**Stored records:**
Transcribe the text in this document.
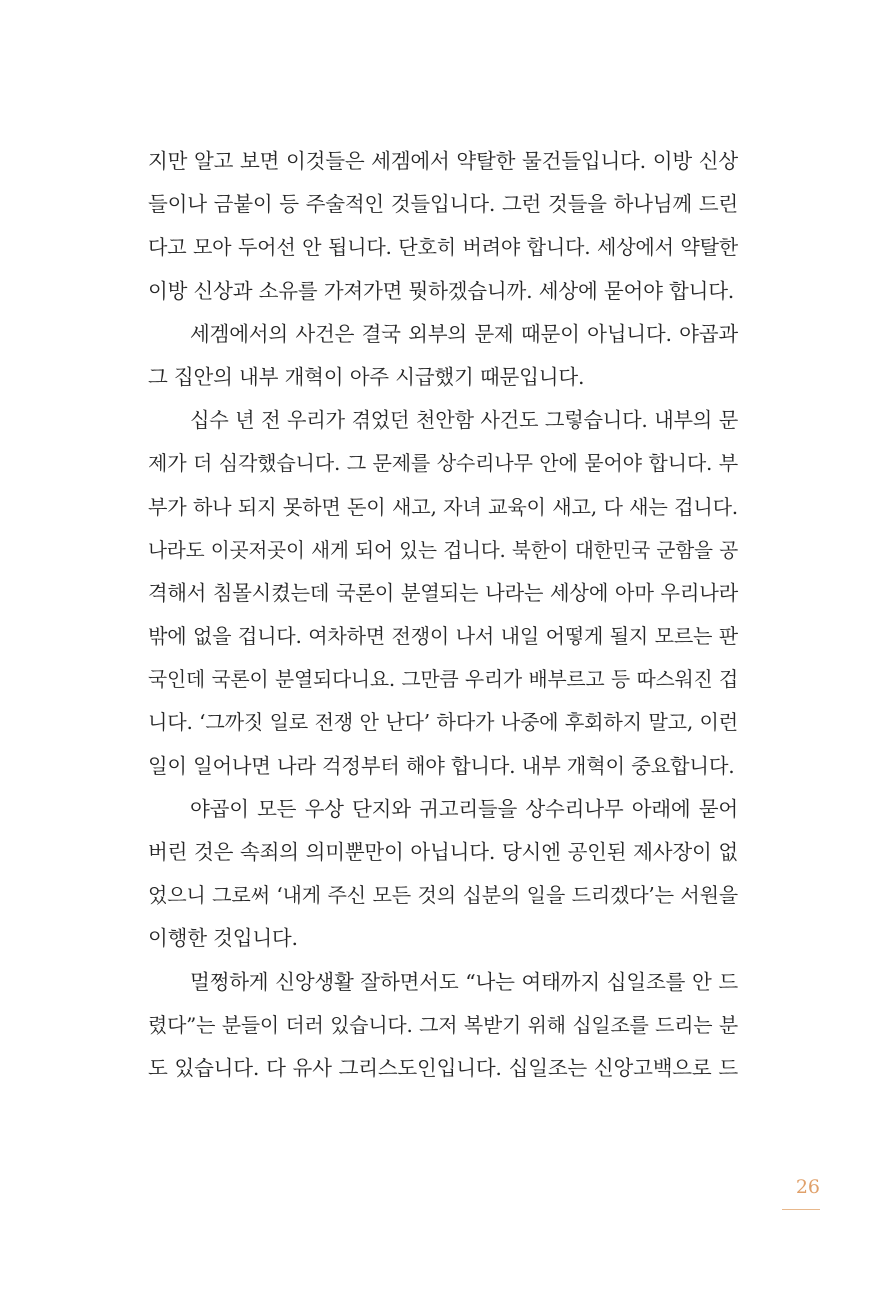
지만 알고 보면 이것들은 세겜에서 약탈한 물건들입니다. 이방 신상
들이나 금붙이 등 주술적인 것들입니다. 그런 것들을 하나님께 드린
다고 모아 두어선 안 됩니다. 단호히 버려야 합니다. 세상에서 약탈한
이방 신상과 소유를 가져가면 뭣하겠습니까. 세상에 묻어야 합니다.
세겜에서의 사건은 결국 외부의 문제 때문이 아닙니다. 야곱과
그 집안의 내부 개혁이 아주 시급했기 때문입니다.
십수 년 전 우리가 겪었던 천안함 사건도 그렇습니다. 내부의 문
제가 더 심각했습니다. 그 문제를 상수리나무 안에 묻어야 합니다. 부
부가 하나 되지 못하면 돈이 새고, 자녀 교육이 새고, 다 새는 겁니다.
나라도 이곳저곳이 새게 되어 있는 겁니다. 북한이 대한민국 군함을 공
격해서 침몰시켰는데 국론이 분열되는 나라는 세상에 아마 우리나라
밖에 없을 겁니다. 여차하면 전쟁이 나서 내일 어떻게 될지 모르는 판
국인데 국론이 분열되다니요. 그만큼 우리가 배부르고 등 따스워진 겁
니다. ‘그까짓 일로 전쟁 안 난다’ 하다가 나중에 후회하지 말고, 이런
일이 일어나면 나라 걱정부터 해야 합니다. 내부 개혁이 중요합니다.
야곱이 모든 우상 단지와 귀고리들을 상수리나무 아래에 묻어
버린 것은 속죄의 의미뿐만이 아닙니다. 당시엔 공인된 제사장이 없
었으니 그로써 ‘내게 주신 모든 것의 십분의 일을 드리겠다’는 서원을
이행한 것입니다.
멀쩡하게 신앙생활 잘하면서도 “나는 여태까지 십일조를 안 드
렸다”는 분들이 더러 있습니다. 그저 복받기 위해 십일조를 드리는 분
도 있습니다. 다 유사 그리스도인입니다. 십일조는 신앙고백으로 드
26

**What is expected:** Note every line above where the string "상수리나무" shows up, and copy those lines.

**Exercise solution:**
제가 더 심각했습니다. 그 문제를 상수리나무 안에 묻어야 합니다. 부
야곱이 모든 우상 단지와 귀고리들을 상수리나무 아래에 묻어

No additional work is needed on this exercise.